- [STATED EXERCISE] Every record below should be printed exactly as it appears.

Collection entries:
Begin
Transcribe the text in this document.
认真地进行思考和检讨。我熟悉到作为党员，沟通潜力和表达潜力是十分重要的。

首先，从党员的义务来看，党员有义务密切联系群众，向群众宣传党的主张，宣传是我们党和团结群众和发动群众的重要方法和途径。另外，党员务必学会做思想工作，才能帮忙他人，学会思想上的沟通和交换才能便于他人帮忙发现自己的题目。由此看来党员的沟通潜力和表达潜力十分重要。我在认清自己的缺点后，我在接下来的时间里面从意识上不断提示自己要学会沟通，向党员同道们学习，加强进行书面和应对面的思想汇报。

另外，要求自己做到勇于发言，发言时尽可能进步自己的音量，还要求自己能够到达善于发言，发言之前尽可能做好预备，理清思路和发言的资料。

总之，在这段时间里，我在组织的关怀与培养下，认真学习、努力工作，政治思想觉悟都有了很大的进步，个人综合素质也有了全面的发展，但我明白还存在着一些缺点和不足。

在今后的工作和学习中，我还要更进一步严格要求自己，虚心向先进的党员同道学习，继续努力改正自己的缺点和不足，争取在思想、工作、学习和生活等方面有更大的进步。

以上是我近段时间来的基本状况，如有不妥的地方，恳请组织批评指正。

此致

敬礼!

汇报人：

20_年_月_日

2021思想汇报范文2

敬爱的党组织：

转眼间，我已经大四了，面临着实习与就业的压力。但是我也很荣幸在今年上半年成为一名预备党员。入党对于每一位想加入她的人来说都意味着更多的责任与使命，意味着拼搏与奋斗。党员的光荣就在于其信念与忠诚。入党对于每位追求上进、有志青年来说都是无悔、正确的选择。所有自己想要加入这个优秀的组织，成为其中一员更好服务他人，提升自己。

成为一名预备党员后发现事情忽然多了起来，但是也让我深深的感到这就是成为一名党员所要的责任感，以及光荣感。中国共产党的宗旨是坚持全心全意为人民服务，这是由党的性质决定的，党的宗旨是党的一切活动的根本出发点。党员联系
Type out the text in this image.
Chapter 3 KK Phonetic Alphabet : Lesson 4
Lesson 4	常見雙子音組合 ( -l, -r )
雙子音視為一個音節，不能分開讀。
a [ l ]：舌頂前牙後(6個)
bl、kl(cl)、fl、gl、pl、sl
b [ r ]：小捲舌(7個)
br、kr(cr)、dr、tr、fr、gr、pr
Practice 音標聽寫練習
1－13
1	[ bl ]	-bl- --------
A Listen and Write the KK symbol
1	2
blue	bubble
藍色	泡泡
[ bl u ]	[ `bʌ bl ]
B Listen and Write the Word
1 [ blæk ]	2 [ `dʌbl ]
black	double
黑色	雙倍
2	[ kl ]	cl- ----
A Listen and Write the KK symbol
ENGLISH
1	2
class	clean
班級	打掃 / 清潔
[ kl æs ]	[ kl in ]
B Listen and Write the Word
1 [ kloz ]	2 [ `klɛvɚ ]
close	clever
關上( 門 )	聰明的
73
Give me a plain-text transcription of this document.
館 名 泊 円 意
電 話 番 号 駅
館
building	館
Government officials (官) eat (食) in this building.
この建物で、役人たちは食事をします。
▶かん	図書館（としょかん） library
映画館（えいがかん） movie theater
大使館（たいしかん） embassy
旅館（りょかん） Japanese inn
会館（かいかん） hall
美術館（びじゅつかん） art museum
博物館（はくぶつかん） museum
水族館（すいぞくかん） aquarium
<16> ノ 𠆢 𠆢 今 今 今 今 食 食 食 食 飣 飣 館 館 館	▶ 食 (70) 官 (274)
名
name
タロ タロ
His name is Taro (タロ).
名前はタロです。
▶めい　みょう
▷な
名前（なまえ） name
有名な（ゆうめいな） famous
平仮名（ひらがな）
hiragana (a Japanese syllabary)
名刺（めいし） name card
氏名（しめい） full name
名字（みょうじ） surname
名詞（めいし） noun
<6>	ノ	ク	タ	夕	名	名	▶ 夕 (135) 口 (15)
End
- [ANSWER]
Transcribe the text in this document.
认真地进行思考和检讨。我熟悉到作为党员，沟通潜力和表达潜力是十分重要的。

首先，从党员的义务来看，党员有义务密切联系群众，向群众宣传党的主张，宣传是我们党和团结群众和发动群众的重要方法和途径。另外，党员务必学会做思想工作，才能帮忙他人，学会思想上的沟通和交换才能便于他人帮忙发现自己的题目。由此看来党员的沟通潜力和表达潜力十分重要。我在认清自己的缺点后，我在接下来的时间里面从意识上不断提示自己要学会沟通，向党员同道们学习，加强进行书面和应对面的思想汇报。

另外，要求自己做到勇于发言，发言时尽可能进步自己的音量，还要求自己能够到达善于发言，发言之前尽可能做好预备，理清思路和发言的资料。

总之，在这段时间里，我在组织的关怀与培养下，认真学习、努力工作，政治思想觉悟都有了很大的进步，个人综合素质也有了全面的发展，但我明白还存在着一些缺点和不足。

在今后的工作和学习中，我还要更进一步严格要求自己，虚心向先进的党员同道学习，继续努力改正自己的缺点和不足，争取在思想、工作、学习和生活等方面有更大的进步。

以上是我近段时间来的基本状况，如有不妥的地方，恳请组织批评指正。

此致

敬礼!

汇报人：

20_年_月_日

2021思想汇报范文2

敬爱的党组织：

转眼间，我已经大四了，面临着实习与就业的压力。但是我也很荣幸在今年上半年成为一名预备党员。入党对于每一位想加入她的人来说都意味着更多的责任与使命，意味着拼搏与奋斗。党员的光荣就在于其信念与忠诚。入党对于每位追求上进、有志青年来说都是无悔、正确的选择。所有自己想要加入这个优秀的组织，成为其中一员更好服务他人，提升自己。

成为一名预备党员后发现事情忽然多了起来，但是也让我深深的感到这就是成为一名党员所要的责任感，以及光荣感。中国共产党的宗旨是坚持全心全意为人民服务，这是由党的性质决定的，党的宗旨是党的一切活动的根本出发点。党员联系
Type out the text in this image.
Chapter 3 KK Phonetic Alphabet : Lesson 4
Lesson 4	常見雙子音組合 ( -l, -r )
雙子音視為一個音節，不能分開讀。
a [ l ]：舌頂前牙後(6個)
bl、kl(cl)、fl、gl、pl、sl
b [ r ]：小捲舌(7個)
br、kr(cr)、dr、tr、fr、gr、pr
Practice 音標聽寫練習
1－13
1	[ bl ]	-bl- --------
A Listen and Write the KK symbol
1	2
blue	bubble
藍色	泡泡
[ bl u ]	[ `bʌ bl ]
B Listen and Write the Word
1 [ blæk ]	2 [ `dʌbl ]
black	double
黑色	雙倍
2	[ kl ]	cl- ----
A Listen and Write the KK symbol
ENGLISH
1	2
class	clean
班級	打掃 / 清潔
[ kl æs ]	[ kl in ]
B Listen and Write the Word
1 [ kloz ]	2 [ `klɛvɚ ]
close	clever
關上( 門 )	聰明的
73
Give me a plain-text transcription of this document.
館 名 泊 円 意
電 話 番 号 駅
館
building	館
Government officials (官) eat (食) in this building.
この建物で、役人たちは食事をします。
▶かん	図書館（としょかん） library
映画館（えいがかん） movie theater
大使館（たいしかん） embassy
旅館（りょかん） Japanese inn
会館（かいかん） hall
美術館（びじゅつかん） art museum
博物館（はくぶつかん） museum
水族館（すいぞくかん） aquarium
<16> ノ 𠆢 𠆢 今 今 今 今 食 食 食 食 飣 飣 館 館 館	▶ 食 (70) 官 (274)
名
name
タロ タロ
His name is Taro (タロ).
名前はタロです。
▶めい　みょう
▷な
名前（なまえ） name
有名な（ゆうめいな） famous
平仮名（ひらがな）
hiragana (a Japanese syllabary)
名刺（めいし） name card
氏名（しめい） full name
名字（みょうじ） surname
名詞（めいし） noun
<6>	ノ	ク	タ	夕	名	名	▶ 夕 (135) 口 (15)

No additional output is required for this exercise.